REPENTANCE FOSTERS HEALING
I (John) had a gentle, kind father who was a traveling salesman and gone much of the time. During the summer of 1979 I found myself puzzling over why thoughts of unbelief so often trooped through my mind.

In airports or while driving on busy freeways, I would find myself thinking, How can God really be concerned about every detail of all these people's lives? Or, How can He actually know every hair that falls from every one of these teeming millions of heads? (SeeMatt. 10:30.)

My mind insisted, "This is purely a logical matter. After all, that's a reasonable question to ask." But my spirit was not at rest.

Finally I thought to ask the Lord; He instantly replied: "Your father had little time to notice what you were doing." That revealed my inner world of judgments. I had judged, "Dad wouldn't see, compliment, affirm or care."

Nevermind that he did, in fact, do those things when he was home. My bitter root grew because he wasn't always there. So, of course, God wouldn't be there for me. And I worked so hard for Him!

Those thoughts plagued my mind most especially whenever Paula & I were busy serving the Lord. The little boy had been hurt because he worked so hard & received so little notice for it, & the grown-up subconsciously expected God to treat him like that, too.

Following the revelation, repentance was easy & joyous. I have never since been bothered by such nagging doubts. Now I do not merely have belief, but surety of knowing & feeling that my Father sees & approves of my service to Him. Now I have abiding fellowship with Him, in heart as well as spirit (see 1 John 1:3).

How many of us have come to our parents for something, & they said, "We'll see," & then forgot about it? Or our parents made a promise to buy us something, but either it never arrived or came so late that the joy of it was gone. Covertly, that colored our faith in God.

What kind of anger did we push down & forget, because we thought, It's not good to be angry with Dad & Mom. What kind of resentful judgments did our hearts cherish & our minds forget?

SEEING GOD AFRESH
Perhaps the most important way we all fail to see God is in the most basic—love. Few of us had parents who could, & did, take the initiative to regularly comfort & give affection when we needed it.

Most of the people I have ministered to insist that their parents did not initiate action appropriate to their needs in childhood. Many complain that their parents never showed affection at all. That clouded our hearts' picture of God, no matter what our minds learned to think of Him.

The entire Bible is the history of God taking the initiative to come to deliver all mankind & us personally. We see that basic fact, if we have eyes at all to read. But in the daily practice of devotional life, we strive to reach a God who we actually think in our hearts may not be listening after all, & we feel alone.

Stored items

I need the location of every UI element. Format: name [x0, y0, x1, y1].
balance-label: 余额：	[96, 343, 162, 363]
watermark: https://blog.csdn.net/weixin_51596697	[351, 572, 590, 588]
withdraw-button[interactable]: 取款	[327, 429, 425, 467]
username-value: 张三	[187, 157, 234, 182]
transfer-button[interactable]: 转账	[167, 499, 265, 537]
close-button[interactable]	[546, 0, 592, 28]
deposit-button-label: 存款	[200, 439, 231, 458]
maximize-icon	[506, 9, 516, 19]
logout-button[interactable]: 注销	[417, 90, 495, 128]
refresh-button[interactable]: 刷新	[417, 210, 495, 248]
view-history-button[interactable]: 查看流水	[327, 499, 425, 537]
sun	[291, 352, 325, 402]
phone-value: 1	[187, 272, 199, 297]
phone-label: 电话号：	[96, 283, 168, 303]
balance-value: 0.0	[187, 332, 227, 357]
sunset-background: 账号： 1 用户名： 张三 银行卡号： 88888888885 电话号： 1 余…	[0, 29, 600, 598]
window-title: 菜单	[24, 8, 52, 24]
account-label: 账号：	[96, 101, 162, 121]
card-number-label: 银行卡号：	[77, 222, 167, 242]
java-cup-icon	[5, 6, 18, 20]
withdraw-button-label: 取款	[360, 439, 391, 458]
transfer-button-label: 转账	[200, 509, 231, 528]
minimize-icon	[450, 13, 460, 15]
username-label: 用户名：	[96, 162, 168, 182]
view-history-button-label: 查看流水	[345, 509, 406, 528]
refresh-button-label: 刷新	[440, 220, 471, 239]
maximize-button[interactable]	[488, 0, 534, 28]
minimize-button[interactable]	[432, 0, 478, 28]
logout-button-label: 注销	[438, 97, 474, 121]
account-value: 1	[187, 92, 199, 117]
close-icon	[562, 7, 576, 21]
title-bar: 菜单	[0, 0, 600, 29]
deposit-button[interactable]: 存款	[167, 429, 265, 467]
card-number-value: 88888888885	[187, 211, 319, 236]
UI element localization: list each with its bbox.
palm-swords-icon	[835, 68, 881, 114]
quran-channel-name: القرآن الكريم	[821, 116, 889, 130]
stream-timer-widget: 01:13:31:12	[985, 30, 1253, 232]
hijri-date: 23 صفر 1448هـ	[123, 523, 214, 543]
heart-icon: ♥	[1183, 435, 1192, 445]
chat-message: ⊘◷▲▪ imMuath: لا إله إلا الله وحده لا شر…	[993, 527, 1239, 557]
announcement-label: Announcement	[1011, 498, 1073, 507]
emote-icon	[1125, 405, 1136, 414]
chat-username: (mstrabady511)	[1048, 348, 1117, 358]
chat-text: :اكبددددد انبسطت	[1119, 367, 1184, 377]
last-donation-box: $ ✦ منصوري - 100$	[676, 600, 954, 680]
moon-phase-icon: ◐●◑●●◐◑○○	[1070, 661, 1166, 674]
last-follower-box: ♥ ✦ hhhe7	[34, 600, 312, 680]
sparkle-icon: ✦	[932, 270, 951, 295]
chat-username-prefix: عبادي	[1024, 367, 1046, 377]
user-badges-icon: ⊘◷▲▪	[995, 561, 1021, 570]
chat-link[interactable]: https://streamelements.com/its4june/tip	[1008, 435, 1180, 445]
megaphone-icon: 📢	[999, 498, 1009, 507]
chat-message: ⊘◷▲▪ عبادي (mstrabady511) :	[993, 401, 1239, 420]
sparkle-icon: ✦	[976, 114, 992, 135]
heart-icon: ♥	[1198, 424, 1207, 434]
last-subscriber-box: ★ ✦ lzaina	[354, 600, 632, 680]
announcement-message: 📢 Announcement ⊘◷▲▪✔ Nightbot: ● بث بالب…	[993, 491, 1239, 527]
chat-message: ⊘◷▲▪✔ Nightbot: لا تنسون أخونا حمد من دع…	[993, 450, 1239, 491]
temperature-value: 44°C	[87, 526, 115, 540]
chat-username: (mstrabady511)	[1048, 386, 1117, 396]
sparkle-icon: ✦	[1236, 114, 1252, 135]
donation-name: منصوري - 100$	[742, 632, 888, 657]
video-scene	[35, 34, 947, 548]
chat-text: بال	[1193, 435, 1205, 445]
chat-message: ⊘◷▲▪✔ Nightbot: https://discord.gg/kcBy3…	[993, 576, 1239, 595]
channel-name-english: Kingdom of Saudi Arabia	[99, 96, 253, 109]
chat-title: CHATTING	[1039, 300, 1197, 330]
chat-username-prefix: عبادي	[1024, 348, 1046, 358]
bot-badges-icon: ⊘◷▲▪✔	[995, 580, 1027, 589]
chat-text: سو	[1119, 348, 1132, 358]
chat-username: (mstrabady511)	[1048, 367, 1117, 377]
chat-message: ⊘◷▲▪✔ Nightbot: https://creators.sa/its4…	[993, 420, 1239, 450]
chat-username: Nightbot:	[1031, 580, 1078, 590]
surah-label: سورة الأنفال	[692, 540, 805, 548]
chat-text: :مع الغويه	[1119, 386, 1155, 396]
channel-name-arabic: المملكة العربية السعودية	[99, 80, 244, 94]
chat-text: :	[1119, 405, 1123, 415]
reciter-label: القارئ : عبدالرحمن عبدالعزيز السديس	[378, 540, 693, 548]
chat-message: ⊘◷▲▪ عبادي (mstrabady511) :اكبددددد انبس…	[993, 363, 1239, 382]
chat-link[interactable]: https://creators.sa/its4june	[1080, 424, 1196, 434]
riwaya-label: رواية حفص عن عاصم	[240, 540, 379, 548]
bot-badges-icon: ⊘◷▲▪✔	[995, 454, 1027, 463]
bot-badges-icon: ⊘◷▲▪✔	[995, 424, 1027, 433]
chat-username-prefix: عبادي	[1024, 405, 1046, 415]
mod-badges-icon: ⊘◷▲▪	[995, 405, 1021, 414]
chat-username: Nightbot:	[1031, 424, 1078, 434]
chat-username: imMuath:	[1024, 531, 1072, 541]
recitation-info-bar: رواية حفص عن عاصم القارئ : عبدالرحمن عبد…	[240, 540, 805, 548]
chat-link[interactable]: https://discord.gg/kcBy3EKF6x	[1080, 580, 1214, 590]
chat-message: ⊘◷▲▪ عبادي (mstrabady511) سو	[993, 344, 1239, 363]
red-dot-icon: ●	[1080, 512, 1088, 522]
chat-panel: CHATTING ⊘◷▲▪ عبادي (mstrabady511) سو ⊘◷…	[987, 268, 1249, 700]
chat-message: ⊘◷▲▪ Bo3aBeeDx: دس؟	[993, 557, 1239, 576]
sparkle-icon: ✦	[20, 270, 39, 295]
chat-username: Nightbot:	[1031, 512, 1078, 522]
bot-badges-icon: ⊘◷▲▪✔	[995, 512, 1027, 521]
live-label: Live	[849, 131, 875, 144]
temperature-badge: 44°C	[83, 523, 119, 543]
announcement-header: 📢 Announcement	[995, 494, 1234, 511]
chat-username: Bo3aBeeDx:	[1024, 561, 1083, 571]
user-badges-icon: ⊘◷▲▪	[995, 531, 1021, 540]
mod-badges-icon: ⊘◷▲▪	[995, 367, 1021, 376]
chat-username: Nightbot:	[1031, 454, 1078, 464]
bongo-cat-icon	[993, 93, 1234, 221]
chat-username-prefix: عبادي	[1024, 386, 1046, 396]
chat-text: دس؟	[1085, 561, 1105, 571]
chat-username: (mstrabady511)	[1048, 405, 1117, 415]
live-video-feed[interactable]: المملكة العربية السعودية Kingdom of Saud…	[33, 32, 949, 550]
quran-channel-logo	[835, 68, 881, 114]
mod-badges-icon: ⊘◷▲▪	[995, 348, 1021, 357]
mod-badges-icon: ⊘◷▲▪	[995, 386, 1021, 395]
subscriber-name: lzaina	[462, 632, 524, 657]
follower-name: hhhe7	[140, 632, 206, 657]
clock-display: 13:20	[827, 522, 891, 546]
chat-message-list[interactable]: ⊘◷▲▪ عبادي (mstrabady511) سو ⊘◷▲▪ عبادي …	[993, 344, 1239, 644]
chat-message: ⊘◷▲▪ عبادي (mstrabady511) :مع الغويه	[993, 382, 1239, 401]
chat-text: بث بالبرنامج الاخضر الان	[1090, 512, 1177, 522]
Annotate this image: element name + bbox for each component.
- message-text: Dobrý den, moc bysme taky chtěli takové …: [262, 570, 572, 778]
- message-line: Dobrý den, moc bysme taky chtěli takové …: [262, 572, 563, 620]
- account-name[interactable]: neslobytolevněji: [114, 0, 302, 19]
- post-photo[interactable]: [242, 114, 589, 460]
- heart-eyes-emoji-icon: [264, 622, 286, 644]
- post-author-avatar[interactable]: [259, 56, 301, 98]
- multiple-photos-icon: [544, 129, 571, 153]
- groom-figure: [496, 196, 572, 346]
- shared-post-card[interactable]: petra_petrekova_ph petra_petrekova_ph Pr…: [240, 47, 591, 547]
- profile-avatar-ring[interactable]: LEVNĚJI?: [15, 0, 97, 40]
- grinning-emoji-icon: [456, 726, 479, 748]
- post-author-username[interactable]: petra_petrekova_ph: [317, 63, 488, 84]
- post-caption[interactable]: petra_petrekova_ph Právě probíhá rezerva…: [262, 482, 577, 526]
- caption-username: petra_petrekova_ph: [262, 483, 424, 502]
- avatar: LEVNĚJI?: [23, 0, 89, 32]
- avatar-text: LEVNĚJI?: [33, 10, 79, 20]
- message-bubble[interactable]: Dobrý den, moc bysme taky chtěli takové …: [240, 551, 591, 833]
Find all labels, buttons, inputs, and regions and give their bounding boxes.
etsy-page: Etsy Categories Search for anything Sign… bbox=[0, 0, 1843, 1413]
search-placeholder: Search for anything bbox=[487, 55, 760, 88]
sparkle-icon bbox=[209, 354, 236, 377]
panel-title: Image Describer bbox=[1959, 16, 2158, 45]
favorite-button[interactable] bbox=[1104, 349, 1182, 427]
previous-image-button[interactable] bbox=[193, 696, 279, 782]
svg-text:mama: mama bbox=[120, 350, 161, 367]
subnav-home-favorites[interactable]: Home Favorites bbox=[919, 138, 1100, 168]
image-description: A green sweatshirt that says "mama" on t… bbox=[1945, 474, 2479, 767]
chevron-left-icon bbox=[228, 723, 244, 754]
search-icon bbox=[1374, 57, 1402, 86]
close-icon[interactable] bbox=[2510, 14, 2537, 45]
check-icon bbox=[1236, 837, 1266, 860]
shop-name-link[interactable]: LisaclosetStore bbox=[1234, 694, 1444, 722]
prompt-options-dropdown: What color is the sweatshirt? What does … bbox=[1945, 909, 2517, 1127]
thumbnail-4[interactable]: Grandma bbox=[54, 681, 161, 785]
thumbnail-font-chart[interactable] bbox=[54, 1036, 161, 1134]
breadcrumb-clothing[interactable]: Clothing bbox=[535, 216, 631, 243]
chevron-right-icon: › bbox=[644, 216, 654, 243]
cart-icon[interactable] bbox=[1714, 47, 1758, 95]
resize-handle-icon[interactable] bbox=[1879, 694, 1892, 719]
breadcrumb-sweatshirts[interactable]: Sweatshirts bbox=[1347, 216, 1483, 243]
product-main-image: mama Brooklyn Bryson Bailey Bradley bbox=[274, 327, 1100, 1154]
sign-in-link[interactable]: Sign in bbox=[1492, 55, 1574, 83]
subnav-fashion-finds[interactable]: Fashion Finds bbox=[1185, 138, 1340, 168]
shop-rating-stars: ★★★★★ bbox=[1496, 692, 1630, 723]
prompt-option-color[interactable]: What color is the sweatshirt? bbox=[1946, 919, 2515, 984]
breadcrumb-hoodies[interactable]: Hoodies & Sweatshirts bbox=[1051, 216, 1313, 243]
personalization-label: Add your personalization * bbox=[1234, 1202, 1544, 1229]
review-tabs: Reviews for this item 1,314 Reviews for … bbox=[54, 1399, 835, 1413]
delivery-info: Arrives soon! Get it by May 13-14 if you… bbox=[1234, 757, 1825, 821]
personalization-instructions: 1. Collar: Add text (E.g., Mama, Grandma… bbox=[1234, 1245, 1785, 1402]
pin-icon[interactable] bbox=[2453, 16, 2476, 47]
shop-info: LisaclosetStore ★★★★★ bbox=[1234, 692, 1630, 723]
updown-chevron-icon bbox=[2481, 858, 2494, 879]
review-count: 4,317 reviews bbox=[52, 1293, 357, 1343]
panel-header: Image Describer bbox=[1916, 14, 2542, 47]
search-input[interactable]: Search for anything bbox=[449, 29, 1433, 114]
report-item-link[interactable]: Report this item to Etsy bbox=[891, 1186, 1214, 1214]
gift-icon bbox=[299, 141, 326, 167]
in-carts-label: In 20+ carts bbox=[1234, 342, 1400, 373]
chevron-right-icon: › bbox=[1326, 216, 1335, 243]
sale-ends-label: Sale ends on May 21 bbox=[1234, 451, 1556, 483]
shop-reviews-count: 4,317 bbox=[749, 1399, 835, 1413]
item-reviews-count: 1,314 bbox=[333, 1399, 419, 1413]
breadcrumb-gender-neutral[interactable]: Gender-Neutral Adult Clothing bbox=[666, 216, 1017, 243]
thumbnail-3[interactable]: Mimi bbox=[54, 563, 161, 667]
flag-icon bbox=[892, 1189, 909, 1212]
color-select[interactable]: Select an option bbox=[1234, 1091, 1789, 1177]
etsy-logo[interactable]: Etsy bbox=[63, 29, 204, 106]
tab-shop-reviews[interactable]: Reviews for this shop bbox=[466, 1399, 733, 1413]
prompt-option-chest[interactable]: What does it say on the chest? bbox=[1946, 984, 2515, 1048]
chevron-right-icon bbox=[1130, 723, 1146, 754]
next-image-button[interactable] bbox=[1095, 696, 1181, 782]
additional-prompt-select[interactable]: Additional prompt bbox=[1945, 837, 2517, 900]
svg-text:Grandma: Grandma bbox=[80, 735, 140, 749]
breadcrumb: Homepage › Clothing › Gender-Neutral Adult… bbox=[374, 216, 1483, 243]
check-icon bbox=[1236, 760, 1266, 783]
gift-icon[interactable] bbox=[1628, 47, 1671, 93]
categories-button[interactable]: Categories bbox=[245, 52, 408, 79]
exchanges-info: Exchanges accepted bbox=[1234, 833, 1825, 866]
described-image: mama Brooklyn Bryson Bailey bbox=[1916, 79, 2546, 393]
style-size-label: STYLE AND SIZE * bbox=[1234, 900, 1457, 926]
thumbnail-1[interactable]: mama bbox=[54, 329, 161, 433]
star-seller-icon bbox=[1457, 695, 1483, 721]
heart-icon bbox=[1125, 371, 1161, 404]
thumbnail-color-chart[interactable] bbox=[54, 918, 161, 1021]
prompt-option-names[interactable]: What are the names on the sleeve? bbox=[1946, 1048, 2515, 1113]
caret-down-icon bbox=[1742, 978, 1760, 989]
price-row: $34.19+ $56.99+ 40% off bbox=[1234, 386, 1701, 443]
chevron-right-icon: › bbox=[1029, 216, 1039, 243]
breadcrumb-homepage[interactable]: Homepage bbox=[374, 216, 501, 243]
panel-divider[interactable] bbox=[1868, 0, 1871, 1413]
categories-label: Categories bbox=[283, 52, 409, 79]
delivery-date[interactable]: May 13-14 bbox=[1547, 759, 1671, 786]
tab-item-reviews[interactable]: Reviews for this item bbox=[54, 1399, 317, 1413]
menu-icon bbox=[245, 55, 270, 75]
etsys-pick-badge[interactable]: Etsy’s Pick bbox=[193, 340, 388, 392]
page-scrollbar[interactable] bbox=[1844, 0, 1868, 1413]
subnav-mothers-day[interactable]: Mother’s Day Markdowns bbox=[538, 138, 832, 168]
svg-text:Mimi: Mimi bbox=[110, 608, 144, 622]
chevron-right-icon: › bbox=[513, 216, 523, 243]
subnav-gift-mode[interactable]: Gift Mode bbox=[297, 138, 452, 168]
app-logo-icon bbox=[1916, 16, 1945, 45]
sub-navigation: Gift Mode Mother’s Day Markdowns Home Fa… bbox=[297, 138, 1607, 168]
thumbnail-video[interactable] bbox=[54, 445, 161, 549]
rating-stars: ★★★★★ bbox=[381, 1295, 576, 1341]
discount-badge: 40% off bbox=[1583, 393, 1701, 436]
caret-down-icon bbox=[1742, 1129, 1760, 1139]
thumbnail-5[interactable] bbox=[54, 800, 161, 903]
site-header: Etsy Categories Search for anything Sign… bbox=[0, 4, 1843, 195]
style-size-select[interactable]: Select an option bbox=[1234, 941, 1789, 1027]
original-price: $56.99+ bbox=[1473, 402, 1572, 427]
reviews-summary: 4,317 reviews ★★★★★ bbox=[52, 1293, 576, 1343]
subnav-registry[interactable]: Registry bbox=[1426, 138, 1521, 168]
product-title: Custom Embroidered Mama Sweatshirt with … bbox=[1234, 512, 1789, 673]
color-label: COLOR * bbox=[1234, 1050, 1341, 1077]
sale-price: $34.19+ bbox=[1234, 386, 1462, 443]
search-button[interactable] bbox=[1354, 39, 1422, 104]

Required tasks:
A. Reproduce word for word the stretch of the repentance passage from "Nevermind that he" through "like that, too.".
B. According to the repentance passage, why did John keep doubting that God noticed the details of people's lives?
The stored items have no connection to the passage on repentance.

Answers for this exercise:
A.
Nevermind that he did, in fact, do those things when he was home. My bitter root grew because he wasn't always there. So, of course, God wouldn't be there for me. And I worked so hard for Him!

Those thoughts plagued my mind most especially whenever Paula & I were busy serving the Lord. The little boy had been hurt because he worked so hard & received so little notice for it, & the grown-up subconsciously expected God to treat him like that, too.

B. His father was a traveling salesman who was gone much of the time, so as a boy John judged that his dad wouldn't see, compliment, affirm or care about him. That bitter root led him as an adult to subconsciously expect God to treat him the same way.